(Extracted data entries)
>> start
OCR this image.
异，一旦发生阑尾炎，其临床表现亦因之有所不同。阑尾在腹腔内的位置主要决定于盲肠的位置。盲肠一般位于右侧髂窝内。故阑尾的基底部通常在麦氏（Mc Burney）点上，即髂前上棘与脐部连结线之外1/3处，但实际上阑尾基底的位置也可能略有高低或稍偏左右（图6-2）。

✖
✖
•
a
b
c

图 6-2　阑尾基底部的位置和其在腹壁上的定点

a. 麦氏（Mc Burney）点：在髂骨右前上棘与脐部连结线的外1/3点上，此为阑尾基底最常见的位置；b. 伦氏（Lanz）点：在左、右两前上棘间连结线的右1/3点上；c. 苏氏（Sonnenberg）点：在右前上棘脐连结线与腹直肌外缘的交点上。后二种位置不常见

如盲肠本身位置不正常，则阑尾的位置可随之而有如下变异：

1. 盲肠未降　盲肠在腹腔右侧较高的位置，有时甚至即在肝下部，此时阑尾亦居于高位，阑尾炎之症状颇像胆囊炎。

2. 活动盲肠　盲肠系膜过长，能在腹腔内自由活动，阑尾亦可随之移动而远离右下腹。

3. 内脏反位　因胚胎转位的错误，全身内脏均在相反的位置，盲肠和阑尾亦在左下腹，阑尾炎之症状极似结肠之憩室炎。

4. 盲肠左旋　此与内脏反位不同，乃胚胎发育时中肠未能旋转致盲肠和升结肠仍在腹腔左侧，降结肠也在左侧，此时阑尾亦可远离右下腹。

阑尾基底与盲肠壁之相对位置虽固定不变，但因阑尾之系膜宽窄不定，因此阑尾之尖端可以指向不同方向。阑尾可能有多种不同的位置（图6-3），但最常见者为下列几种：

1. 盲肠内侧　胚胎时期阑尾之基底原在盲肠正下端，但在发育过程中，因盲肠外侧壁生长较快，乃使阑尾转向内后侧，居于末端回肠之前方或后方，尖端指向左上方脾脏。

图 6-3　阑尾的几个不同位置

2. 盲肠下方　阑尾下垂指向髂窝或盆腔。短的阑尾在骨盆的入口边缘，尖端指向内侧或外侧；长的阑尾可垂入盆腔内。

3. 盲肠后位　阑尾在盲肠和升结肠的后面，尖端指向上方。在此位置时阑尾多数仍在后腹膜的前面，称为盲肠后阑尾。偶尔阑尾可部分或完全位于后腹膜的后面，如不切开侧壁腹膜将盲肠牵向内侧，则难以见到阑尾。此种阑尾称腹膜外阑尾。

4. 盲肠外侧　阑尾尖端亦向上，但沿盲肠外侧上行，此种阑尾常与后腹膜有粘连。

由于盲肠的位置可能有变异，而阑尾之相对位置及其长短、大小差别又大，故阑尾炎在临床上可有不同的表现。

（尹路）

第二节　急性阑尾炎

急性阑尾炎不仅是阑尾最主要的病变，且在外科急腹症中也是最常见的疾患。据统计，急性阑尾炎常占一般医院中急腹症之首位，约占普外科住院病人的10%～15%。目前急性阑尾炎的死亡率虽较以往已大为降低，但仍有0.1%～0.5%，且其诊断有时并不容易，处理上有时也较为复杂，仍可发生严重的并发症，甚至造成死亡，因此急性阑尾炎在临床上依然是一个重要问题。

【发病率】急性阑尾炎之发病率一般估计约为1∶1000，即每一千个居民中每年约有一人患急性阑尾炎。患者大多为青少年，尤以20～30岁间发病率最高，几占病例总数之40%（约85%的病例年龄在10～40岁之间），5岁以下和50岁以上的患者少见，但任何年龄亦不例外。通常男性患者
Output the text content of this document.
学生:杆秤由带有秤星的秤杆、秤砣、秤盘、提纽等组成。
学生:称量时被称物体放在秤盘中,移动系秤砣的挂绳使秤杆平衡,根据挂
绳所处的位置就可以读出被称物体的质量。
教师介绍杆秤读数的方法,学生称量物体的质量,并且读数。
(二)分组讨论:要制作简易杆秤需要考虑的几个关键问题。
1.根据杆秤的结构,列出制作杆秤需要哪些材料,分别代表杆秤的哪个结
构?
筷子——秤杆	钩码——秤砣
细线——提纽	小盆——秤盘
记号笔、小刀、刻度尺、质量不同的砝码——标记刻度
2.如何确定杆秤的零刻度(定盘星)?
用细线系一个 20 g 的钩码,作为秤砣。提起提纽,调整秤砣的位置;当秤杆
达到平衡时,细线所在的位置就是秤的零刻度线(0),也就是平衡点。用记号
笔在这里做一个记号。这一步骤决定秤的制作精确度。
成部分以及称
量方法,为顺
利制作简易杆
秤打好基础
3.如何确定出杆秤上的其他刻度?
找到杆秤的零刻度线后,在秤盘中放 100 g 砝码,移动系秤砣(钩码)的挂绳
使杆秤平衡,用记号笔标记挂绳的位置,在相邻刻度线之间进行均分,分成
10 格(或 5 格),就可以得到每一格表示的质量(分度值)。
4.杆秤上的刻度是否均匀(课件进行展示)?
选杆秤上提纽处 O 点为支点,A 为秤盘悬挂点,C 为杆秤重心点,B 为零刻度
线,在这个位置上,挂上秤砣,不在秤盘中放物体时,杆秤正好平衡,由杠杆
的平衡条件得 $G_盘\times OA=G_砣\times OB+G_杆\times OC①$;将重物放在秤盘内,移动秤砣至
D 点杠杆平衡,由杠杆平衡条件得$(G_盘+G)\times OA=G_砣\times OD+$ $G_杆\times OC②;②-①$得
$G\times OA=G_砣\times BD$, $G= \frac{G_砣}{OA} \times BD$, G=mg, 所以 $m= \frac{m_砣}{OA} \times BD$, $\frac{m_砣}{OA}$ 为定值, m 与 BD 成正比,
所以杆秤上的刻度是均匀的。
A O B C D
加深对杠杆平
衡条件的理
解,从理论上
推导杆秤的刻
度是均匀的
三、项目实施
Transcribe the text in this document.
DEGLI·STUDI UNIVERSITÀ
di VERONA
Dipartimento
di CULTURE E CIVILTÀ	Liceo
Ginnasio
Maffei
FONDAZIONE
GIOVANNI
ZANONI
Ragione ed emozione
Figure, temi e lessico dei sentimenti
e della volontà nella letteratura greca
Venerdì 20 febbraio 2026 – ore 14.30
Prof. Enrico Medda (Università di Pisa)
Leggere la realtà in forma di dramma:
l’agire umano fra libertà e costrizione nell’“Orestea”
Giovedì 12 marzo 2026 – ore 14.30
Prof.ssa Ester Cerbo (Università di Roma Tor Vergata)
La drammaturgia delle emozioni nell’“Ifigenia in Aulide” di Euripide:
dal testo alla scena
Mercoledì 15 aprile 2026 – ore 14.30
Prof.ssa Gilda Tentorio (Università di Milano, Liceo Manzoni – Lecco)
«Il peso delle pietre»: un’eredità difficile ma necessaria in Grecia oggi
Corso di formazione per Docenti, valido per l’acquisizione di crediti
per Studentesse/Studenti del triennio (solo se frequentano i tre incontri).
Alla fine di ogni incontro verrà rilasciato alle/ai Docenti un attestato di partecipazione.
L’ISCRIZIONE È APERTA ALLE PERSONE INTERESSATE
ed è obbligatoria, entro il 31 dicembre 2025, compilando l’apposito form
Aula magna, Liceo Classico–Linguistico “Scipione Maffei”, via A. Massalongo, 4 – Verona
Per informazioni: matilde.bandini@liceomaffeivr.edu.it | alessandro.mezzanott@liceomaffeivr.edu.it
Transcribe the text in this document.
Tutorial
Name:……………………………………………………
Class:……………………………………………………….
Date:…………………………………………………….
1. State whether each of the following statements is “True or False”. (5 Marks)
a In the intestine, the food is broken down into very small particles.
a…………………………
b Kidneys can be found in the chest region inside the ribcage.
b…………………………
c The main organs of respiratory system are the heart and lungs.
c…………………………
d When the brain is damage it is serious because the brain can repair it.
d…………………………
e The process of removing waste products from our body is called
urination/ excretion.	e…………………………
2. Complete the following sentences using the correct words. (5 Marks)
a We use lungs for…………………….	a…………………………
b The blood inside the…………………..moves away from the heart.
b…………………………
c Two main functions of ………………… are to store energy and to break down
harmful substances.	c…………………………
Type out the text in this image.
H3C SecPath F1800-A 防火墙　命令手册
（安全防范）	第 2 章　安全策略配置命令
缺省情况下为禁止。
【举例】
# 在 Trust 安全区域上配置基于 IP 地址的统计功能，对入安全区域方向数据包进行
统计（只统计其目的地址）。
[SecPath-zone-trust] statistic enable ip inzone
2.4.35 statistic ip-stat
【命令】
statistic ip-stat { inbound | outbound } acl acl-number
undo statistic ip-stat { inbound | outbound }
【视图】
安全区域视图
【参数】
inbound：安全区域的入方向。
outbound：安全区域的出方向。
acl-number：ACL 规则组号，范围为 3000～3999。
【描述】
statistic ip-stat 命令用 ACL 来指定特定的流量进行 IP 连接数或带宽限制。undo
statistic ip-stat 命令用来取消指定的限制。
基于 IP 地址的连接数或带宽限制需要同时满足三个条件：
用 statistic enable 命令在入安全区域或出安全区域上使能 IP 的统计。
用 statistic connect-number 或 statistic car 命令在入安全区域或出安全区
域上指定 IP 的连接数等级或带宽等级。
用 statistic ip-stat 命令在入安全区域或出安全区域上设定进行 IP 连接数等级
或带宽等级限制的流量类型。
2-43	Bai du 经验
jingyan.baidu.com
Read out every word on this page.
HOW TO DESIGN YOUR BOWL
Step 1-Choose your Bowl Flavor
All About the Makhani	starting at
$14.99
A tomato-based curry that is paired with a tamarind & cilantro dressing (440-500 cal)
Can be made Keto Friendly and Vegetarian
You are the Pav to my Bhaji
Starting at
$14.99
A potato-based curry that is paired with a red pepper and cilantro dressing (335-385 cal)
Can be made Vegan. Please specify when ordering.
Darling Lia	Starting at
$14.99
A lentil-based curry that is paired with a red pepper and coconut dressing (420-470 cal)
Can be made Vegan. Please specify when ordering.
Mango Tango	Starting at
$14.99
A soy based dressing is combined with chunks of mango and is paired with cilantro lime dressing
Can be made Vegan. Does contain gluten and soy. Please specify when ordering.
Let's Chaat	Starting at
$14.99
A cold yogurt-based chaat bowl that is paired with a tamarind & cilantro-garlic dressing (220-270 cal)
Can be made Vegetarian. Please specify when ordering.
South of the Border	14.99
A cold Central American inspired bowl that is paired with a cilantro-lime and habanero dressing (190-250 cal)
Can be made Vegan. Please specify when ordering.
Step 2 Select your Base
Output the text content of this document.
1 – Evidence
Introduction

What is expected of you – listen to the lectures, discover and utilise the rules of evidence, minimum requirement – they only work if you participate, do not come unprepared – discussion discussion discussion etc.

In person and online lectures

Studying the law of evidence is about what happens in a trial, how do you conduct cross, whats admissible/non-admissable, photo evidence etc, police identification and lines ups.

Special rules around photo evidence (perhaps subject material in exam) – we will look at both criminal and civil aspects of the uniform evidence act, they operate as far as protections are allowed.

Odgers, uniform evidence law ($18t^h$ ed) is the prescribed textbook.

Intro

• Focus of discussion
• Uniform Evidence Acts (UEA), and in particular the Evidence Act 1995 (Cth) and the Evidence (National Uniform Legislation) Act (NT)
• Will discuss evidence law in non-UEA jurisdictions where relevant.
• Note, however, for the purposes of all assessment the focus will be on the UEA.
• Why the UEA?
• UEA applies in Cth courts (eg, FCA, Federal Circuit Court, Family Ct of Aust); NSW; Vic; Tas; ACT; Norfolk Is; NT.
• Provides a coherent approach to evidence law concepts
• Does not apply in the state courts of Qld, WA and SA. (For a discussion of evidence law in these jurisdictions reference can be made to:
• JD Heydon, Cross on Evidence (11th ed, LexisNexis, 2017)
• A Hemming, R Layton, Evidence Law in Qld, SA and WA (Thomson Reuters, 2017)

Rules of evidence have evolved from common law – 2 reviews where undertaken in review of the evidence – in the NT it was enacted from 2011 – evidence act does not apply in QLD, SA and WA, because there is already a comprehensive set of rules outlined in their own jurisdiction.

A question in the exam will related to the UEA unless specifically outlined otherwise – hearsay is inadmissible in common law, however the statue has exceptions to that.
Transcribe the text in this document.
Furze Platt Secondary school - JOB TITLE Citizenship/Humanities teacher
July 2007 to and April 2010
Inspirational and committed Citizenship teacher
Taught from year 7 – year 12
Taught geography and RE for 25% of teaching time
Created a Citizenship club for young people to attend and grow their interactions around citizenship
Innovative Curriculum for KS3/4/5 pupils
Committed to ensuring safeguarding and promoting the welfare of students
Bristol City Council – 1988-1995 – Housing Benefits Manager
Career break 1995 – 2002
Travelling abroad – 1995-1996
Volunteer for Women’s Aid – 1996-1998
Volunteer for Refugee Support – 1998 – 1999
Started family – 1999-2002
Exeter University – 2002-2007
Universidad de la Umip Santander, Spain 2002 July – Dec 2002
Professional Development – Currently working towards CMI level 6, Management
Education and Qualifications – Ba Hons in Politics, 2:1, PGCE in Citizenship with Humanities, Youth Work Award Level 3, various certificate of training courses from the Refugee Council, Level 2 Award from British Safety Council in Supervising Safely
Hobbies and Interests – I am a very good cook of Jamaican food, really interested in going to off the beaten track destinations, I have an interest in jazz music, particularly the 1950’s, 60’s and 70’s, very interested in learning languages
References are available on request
>> end
» WHAT THE EXERCISE ASKS: Select every line above that contains the word "delle", and copy it.

» THE RESPONSE:
La drammaturgia delle emozioni nell’“Ifigenia in Aulide” di Euripide:
«Il peso delle pietre»: un’eredità difficile ma necessaria in Grecia oggi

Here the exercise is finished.